**Required task:** Set down, in full, every record in the block.

Data extracted from a collection:
-----

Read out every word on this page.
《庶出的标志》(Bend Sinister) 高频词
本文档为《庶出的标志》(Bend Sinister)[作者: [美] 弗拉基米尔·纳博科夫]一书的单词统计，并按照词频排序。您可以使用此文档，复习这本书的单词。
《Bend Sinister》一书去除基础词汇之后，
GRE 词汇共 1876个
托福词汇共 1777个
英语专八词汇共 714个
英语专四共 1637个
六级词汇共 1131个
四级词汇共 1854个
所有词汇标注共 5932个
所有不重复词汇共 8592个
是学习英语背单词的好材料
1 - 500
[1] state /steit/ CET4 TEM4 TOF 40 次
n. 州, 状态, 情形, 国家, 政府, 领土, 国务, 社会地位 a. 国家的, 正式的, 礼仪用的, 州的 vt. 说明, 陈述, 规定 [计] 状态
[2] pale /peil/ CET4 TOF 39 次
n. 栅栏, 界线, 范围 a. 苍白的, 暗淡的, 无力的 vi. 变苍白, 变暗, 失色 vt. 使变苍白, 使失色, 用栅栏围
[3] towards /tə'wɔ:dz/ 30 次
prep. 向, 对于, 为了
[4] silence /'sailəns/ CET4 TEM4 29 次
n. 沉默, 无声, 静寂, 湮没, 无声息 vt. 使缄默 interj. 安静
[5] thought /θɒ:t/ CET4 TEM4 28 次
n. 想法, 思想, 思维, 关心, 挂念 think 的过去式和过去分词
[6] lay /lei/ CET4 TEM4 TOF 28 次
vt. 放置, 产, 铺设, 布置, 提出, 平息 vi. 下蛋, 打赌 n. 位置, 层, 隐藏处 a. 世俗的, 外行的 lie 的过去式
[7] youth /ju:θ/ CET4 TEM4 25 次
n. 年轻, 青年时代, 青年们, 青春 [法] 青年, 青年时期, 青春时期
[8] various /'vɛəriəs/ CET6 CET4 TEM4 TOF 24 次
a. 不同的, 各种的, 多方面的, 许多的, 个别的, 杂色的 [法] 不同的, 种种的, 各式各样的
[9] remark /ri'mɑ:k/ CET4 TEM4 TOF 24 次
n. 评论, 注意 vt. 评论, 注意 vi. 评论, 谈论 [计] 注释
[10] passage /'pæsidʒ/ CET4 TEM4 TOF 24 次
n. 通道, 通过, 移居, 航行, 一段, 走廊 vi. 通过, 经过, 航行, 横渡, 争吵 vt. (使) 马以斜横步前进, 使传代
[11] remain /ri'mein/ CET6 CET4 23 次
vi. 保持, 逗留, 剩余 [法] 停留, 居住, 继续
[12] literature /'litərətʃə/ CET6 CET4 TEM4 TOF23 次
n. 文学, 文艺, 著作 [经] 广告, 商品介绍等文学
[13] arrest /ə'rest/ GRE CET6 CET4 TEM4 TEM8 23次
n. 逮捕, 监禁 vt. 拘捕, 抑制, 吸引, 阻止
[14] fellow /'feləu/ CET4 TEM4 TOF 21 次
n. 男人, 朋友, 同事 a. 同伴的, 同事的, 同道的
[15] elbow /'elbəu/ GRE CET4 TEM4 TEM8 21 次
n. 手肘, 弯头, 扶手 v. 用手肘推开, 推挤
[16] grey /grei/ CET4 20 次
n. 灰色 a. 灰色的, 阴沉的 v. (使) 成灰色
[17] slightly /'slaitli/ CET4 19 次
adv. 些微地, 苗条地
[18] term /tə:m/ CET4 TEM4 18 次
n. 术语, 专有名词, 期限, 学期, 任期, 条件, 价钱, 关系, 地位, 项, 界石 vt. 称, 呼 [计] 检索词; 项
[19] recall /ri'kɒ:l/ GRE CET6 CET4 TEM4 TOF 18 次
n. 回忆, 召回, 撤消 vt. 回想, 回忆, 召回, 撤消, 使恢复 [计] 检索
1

-----

**Exercise answer:**
Read out every word on this page.
《庶出的标志》(Bend Sinister) 高频词
本文档为《庶出的标志》(Bend Sinister)[作者: [美] 弗拉基米尔·纳博科夫]一书的单词统计，并按照词频排序。您可以使用此文档，复习这本书的单词。
《Bend Sinister》一书去除基础词汇之后，
GRE 词汇共 1876个
托福词汇共 1777个
英语专八词汇共 714个
英语专四共 1637个
六级词汇共 1131个
四级词汇共 1854个
所有词汇标注共 5932个
所有不重复词汇共 8592个
是学习英语背单词的好材料
1 - 500
[1] state /steit/ CET4 TEM4 TOF 40 次
n. 州, 状态, 情形, 国家, 政府, 领土, 国务, 社会地位 a. 国家的, 正式的, 礼仪用的, 州的 vt. 说明, 陈述, 规定 [计] 状态
[2] pale /peil/ CET4 TOF 39 次
n. 栅栏, 界线, 范围 a. 苍白的, 暗淡的, 无力的 vi. 变苍白, 变暗, 失色 vt. 使变苍白, 使失色, 用栅栏围
[3] towards /tə'wɔ:dz/ 30 次
prep. 向, 对于, 为了
[4] silence /'sailəns/ CET4 TEM4 29 次
n. 沉默, 无声, 静寂, 湮没, 无声息 vt. 使缄默 interj. 安静
[5] thought /θɒ:t/ CET4 TEM4 28 次
n. 想法, 思想, 思维, 关心, 挂念 think 的过去式和过去分词
[6] lay /lei/ CET4 TEM4 TOF 28 次
vt. 放置, 产, 铺设, 布置, 提出, 平息 vi. 下蛋, 打赌 n. 位置, 层, 隐藏处 a. 世俗的, 外行的 lie 的过去式
[7] youth /ju:θ/ CET4 TEM4 25 次
n. 年轻, 青年时代, 青年们, 青春 [法] 青年, 青年时期, 青春时期
[8] various /'vɛəriəs/ CET6 CET4 TEM4 TOF 24 次
a. 不同的, 各种的, 多方面的, 许多的, 个别的, 杂色的 [法] 不同的, 种种的, 各式各样的
[9] remark /ri'mɑ:k/ CET4 TEM4 TOF 24 次
n. 评论, 注意 vt. 评论, 注意 vi. 评论, 谈论 [计] 注释
[10] passage /'pæsidʒ/ CET4 TEM4 TOF 24 次
n. 通道, 通过, 移居, 航行, 一段, 走廊 vi. 通过, 经过, 航行, 横渡, 争吵 vt. (使) 马以斜横步前进, 使传代
[11] remain /ri'mein/ CET6 CET4 23 次
vi. 保持, 逗留, 剩余 [法] 停留, 居住, 继续
[12] literature /'litərətʃə/ CET6 CET4 TEM4 TOF23 次
n. 文学, 文艺, 著作 [经] 广告, 商品介绍等文学
[13] arrest /ə'rest/ GRE CET6 CET4 TEM4 TEM8 23次
n. 逮捕, 监禁 vt. 拘捕, 抑制, 吸引, 阻止
[14] fellow /'feləu/ CET4 TEM4 TOF 21 次
n. 男人, 朋友, 同事 a. 同伴的, 同事的, 同道的
[15] elbow /'elbəu/ GRE CET4 TEM4 TEM8 21 次
n. 手肘, 弯头, 扶手 v. 用手肘推开, 推挤
[16] grey /grei/ CET4 20 次
n. 灰色 a. 灰色的, 阴沉的 v. (使) 成灰色
[17] slightly /'slaitli/ CET4 19 次
adv. 些微地, 苗条地
[18] term /tə:m/ CET4 TEM4 18 次
n. 术语, 专有名词, 期限, 学期, 任期, 条件, 价钱, 关系, 地位, 项, 界石 vt. 称, 呼 [计] 检索词; 项
[19] recall /ri'kɒ:l/ GRE CET6 CET4 TEM4 TOF 18 次
n. 回忆, 召回, 撤消 vt. 回想, 回忆, 召回, 撤消, 使恢复 [计] 检索
1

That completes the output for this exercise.